(Records from a collection)
=-=-=

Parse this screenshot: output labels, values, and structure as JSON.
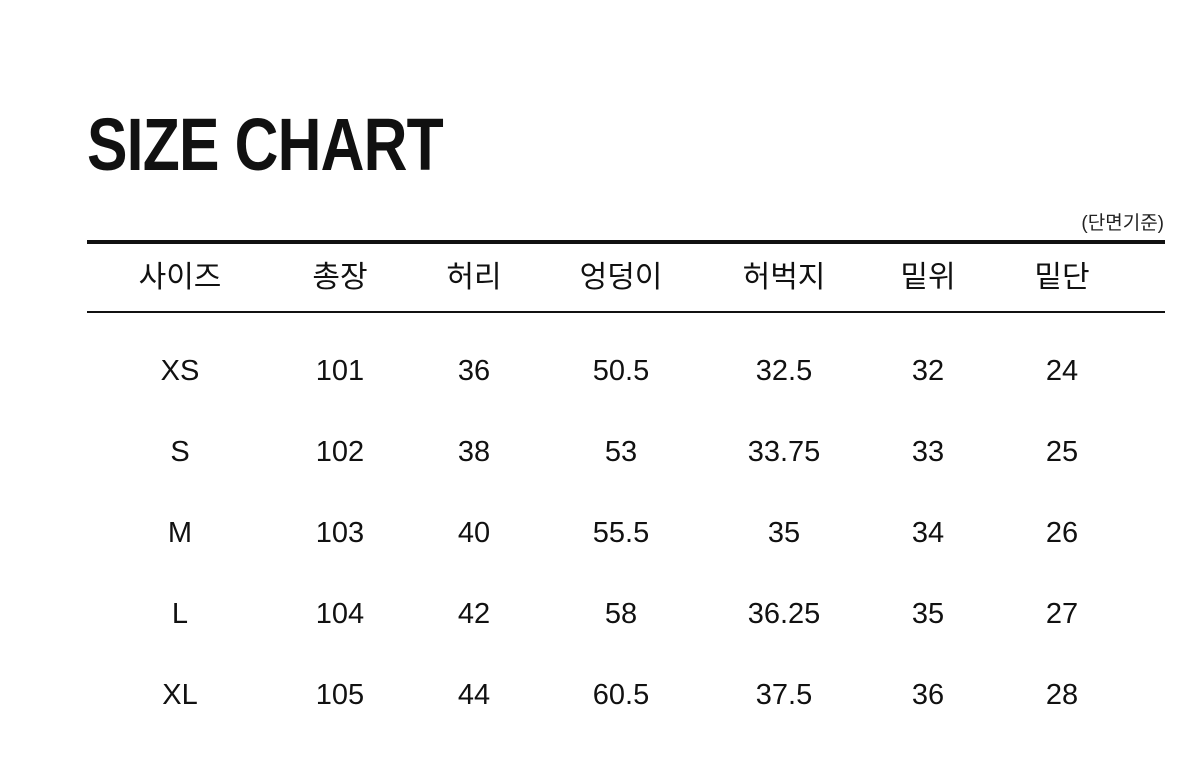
{
  "title": "SIZE CHART",
  "note": "(단면기준)",
  "table": {
    "headers": [
      "사이즈",
      "총장",
      "허리",
      "엉덩이",
      "허벅지",
      "밑위",
      "밑단"
    ],
    "rows": [
      [
        "XS",
        "101",
        "36",
        "50.5",
        "32.5",
        "32",
        "24"
      ],
      [
        "S",
        "102",
        "38",
        "53",
        "33.75",
        "33",
        "25"
      ],
      [
        "M",
        "103",
        "40",
        "55.5",
        "35",
        "34",
        "26"
      ],
      [
        "L",
        "104",
        "42",
        "58",
        "36.25",
        "35",
        "27"
      ],
      [
        "XL",
        "105",
        "44",
        "60.5",
        "37.5",
        "36",
        "28"
      ]
    ]
  }
}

=-=-=

_Brief_
Leave out the pictures and output every record above precisely as given.

_Task answer_
Parse this screenshot: output labels, values, and structure as JSON.
{
  "title": "SIZE CHART",
  "note": "(단면기준)",
  "table": {
    "headers": [
      "사이즈",
      "총장",
      "허리",
      "엉덩이",
      "허벅지",
      "밑위",
      "밑단"
    ],
    "rows": [
      [
        "XS",
        "101",
        "36",
        "50.5",
        "32.5",
        "32",
        "24"
      ],
      [
        "S",
        "102",
        "38",
        "53",
        "33.75",
        "33",
        "25"
      ],
      [
        "M",
        "103",
        "40",
        "55.5",
        "35",
        "34",
        "26"
      ],
      [
        "L",
        "104",
        "42",
        "58",
        "36.25",
        "35",
        "27"
      ],
      [
        "XL",
        "105",
        "44",
        "60.5",
        "37.5",
        "36",
        "28"
      ]
    ]
  }
}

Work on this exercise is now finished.